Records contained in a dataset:
_____
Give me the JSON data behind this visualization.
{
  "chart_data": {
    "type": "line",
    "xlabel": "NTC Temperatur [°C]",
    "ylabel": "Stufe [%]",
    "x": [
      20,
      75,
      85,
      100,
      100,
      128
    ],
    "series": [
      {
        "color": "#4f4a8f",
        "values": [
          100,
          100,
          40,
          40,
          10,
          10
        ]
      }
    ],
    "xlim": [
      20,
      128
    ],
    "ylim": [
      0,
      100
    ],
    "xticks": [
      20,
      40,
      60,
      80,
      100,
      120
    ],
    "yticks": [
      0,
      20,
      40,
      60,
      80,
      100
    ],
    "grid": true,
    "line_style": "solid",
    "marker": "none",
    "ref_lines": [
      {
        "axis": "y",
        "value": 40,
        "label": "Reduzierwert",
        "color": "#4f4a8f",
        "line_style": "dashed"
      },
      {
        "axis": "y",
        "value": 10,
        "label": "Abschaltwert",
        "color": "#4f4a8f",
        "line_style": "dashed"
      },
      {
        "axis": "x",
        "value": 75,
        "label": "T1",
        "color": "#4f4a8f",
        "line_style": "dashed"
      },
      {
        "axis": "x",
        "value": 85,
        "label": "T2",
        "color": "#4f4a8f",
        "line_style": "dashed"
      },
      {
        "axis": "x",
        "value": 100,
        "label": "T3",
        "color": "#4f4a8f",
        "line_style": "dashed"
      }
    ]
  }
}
_____
• _SET TASK_
Extract the whole listing, character for character.

• _SOLUTION FOR THIS EXERCISE_
Give me the JSON data behind this visualization.
{
  "chart_data": {
    "type": "line",
    "xlabel": "NTC Temperatur [°C]",
    "ylabel": "Stufe [%]",
    "x": [
      20,
      75,
      85,
      100,
      100,
      128
    ],
    "series": [
      {
        "color": "#4f4a8f",
        "values": [
          100,
          100,
          40,
          40,
          10,
          10
        ]
      }
    ],
    "xlim": [
      20,
      128
    ],
    "ylim": [
      0,
      100
    ],
    "xticks": [
      20,
      40,
      60,
      80,
      100,
      120
    ],
    "yticks": [
      0,
      20,
      40,
      60,
      80,
      100
    ],
    "grid": true,
    "line_style": "solid",
    "marker": "none",
    "ref_lines": [
      {
        "axis": "y",
        "value": 40,
        "label": "Reduzierwert",
        "color": "#4f4a8f",
        "line_style": "dashed"
      },
      {
        "axis": "y",
        "value": 10,
        "label": "Abschaltwert",
        "color": "#4f4a8f",
        "line_style": "dashed"
      },
      {
        "axis": "x",
        "value": 75,
        "label": "T1",
        "color": "#4f4a8f",
        "line_style": "dashed"
      },
      {
        "axis": "x",
        "value": 85,
        "label": "T2",
        "color": "#4f4a8f",
        "line_style": "dashed"
      },
      {
        "axis": "x",
        "value": 100,
        "label": "T3",
        "color": "#4f4a8f",
        "line_style": "dashed"
      }
    ]
  }
}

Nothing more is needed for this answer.